# RPC help....



## Tamper84 (May 7, 2013)

Well boys and girls, I gots a problem with my rpc. It may not be a problem, but who knows. I had an electrician buddy of mine put together my rpc according to a schematic on here. But for some odd reason, it kept blowing capacitors. So, he re did the whole sh-bang, he made me a rpc the "old school" way. It has a 110 starter motor to get the 3 phase idler motor up to speed. 

It works, but it came uncoupled today. (it uses a love-joy coupling to join the two motors). Any who, once I seen it came uncoupled, I shut off power to the whole shop. Threw the main breaker!!! No power any where. Reached down to touch the coupling, BAM got lit up  anic:. Dont do that lol:lmao: There are no capacitor's any where in the system. Not balanced, nothing. 

So, when using a 3 phase idler motor, generating the third leg, Im guessing it can store some energy. Right?  How do I discharge this so I can safely couple it back up? 

Thanks,
Chris

P.S. Its ok to laugh about the situation, Im fine no harm. But safety first, which I didnt do. I just ASSumed and you just read what happened. NOT good :nono:  Always be safe.


----------



## 8ntsane (May 7, 2013)

I think the electrical boys might have a reason for your shocking experience. I have built many RPCs, and allways use a 110 motor to pony start. I have never used a coupler to join the two . The most common is belt driven, with the pony motor on a hinge. Start up the RPC, and lift the pony till the belt flys off. Easyer on the pony not having it spinning wearing out the bearings.

Most I have built were 7.5 - 15 hp, and found that there can be cap issues with start up. With the pony start, I have never had any problems, But, I didn't joint the two motors with a coupler either. With the pony you should be able to spin the RPC up to speed, throw power to it, with out lights dimming, breaker tripping, and no drama.

You say you got shocked by the pony? With out it running, or power?

### Collected data
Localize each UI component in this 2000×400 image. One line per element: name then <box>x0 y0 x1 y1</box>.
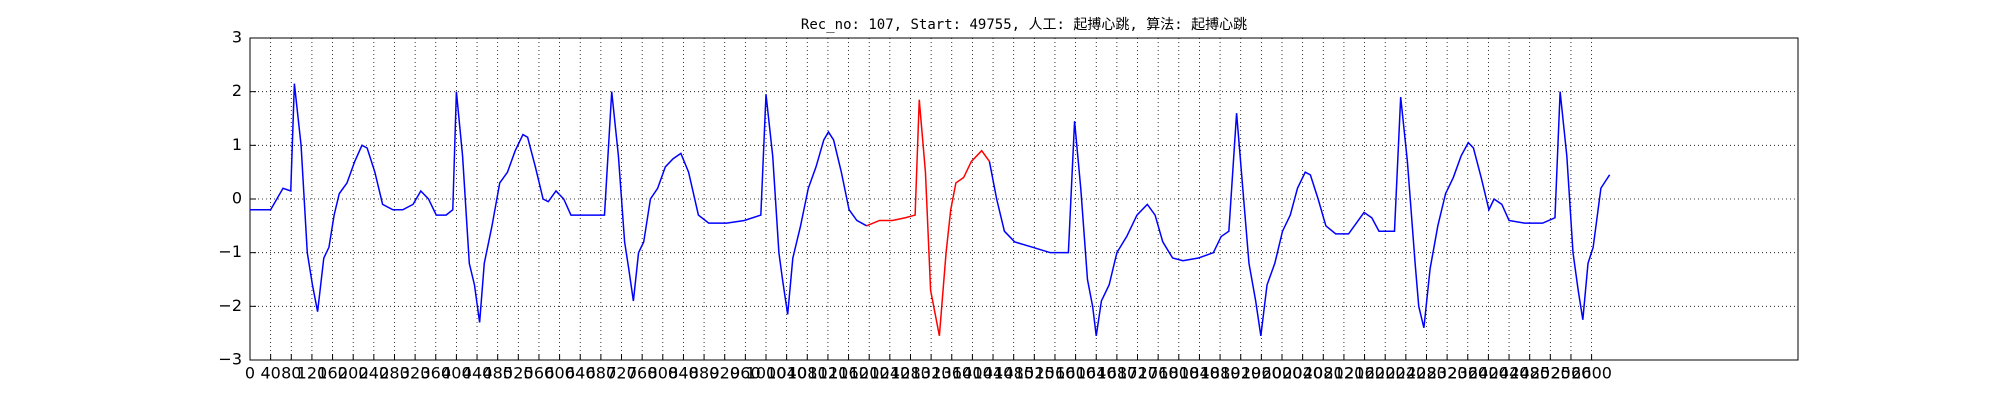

### Short task
Copy out the RPC forum thread word for word, from its header to its final line. Only the RPC forum thread is needed here, not the listing.

### Exercise answer
# RPC help....



## Tamper84 (May 7, 2013)

Well boys and girls, I gots a problem with my rpc. It may not be a problem, but who knows. I had an electrician buddy of mine put together my rpc according to a schematic on here. But for some odd reason, it kept blowing capacitors. So, he re did the whole sh-bang, he made me a rpc the "old school" way. It has a 110 starter motor to get the 3 phase idler motor up to speed. 

It works, but it came uncoupled today. (it uses a love-joy coupling to join the two motors). Any who, once I seen it came uncoupled, I shut off power to the whole shop. Threw the main breaker!!! No power any where. Reached down to touch the coupling, BAM got lit up  anic:. Dont do that lol:lmao: There are no capacitor's any where in the system. Not balanced, nothing. 

So, when using a 3 phase idler motor, generating the third leg, Im guessing it can store some energy. Right?  How do I discharge this so I can safely couple it back up? 

Thanks,
Chris

P.S. Its ok to laugh about the situation, Im fine no harm. But safety first, which I didnt do. I just ASSumed and you just read what happened. NOT good :nono:  Always be safe.


----------



## 8ntsane (May 7, 2013)

I think the electrical boys might have a reason for your shocking experience. I have built many RPCs, and allways use a 110 motor to pony start. I have never used a coupler to join the two . The most common is belt driven, with the pony motor on a hinge. Start up the RPC, and lift the pony till the belt flys off. Easyer on the pony not having it spinning wearing out the bearings.

Most I have built were 7.5 - 15 hp, and found that there can be cap issues with start up. With the pony start, I have never had any problems, But, I didn't joint the two motors with a coupler either. With the pony you should be able to spin the RPC up to speed, throw power to it, with out lights dimming, breaker tripping, and no drama.

You say you got shocked by the pony? With out it running, or power?